[START OF Data provided]

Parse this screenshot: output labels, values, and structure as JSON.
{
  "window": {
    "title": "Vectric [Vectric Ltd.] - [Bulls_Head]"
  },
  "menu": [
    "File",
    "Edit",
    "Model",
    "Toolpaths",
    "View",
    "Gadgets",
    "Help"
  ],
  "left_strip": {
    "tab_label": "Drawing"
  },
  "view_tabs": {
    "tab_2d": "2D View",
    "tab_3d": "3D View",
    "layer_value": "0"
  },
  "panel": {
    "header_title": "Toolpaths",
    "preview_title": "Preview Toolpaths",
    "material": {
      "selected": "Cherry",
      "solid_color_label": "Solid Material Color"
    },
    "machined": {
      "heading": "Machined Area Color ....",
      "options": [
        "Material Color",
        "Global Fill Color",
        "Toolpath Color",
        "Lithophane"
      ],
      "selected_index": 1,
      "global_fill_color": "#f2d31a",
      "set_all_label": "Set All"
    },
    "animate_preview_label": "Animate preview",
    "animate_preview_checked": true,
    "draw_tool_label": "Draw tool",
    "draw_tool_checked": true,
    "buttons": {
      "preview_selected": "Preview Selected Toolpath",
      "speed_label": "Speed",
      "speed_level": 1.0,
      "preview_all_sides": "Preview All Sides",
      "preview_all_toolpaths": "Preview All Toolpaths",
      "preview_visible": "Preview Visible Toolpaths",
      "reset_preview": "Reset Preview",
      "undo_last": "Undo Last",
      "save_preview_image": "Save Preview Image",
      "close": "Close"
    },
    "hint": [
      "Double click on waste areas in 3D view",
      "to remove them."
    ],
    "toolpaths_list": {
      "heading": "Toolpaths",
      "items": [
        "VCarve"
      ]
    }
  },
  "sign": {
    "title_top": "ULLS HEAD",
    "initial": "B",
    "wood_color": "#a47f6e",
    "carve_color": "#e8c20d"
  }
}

[END OF Data provided]

Your task> Print all the data exactly.

Expected output>
Parse this screenshot: output labels, values, and structure as JSON.
{
  "window": {
    "title": "Vectric [Vectric Ltd.] - [Bulls_Head]"
  },
  "menu": [
    "File",
    "Edit",
    "Model",
    "Toolpaths",
    "View",
    "Gadgets",
    "Help"
  ],
  "left_strip": {
    "tab_label": "Drawing"
  },
  "view_tabs": {
    "tab_2d": "2D View",
    "tab_3d": "3D View",
    "layer_value": "0"
  },
  "panel": {
    "header_title": "Toolpaths",
    "preview_title": "Preview Toolpaths",
    "material": {
      "selected": "Cherry",
      "solid_color_label": "Solid Material Color"
    },
    "machined": {
      "heading": "Machined Area Color ....",
      "options": [
        "Material Color",
        "Global Fill Color",
        "Toolpath Color",
        "Lithophane"
      ],
      "selected_index": 1,
      "global_fill_color": "#f2d31a",
      "set_all_label": "Set All"
    },
    "animate_preview_label": "Animate preview",
    "animate_preview_checked": true,
    "draw_tool_label": "Draw tool",
    "draw_tool_checked": true,
    "buttons": {
      "preview_selected": "Preview Selected Toolpath",
      "speed_label": "Speed",
      "speed_level": 1.0,
      "preview_all_sides": "Preview All Sides",
      "preview_all_toolpaths": "Preview All Toolpaths",
      "preview_visible": "Preview Visible Toolpaths",
      "reset_preview": "Reset Preview",
      "undo_last": "Undo Last",
      "save_preview_image": "Save Preview Image",
      "close": "Close"
    },
    "hint": [
      "Double click on waste areas in 3D view",
      "to remove them."
    ],
    "toolpaths_list": {
      "heading": "Toolpaths",
      "items": [
        "VCarve"
      ]
    }
  },
  "sign": {
    "title_top": "ULLS HEAD",
    "initial": "B",
    "wood_color": "#a47f6e",
    "carve_color": "#e8c20d"
  }
}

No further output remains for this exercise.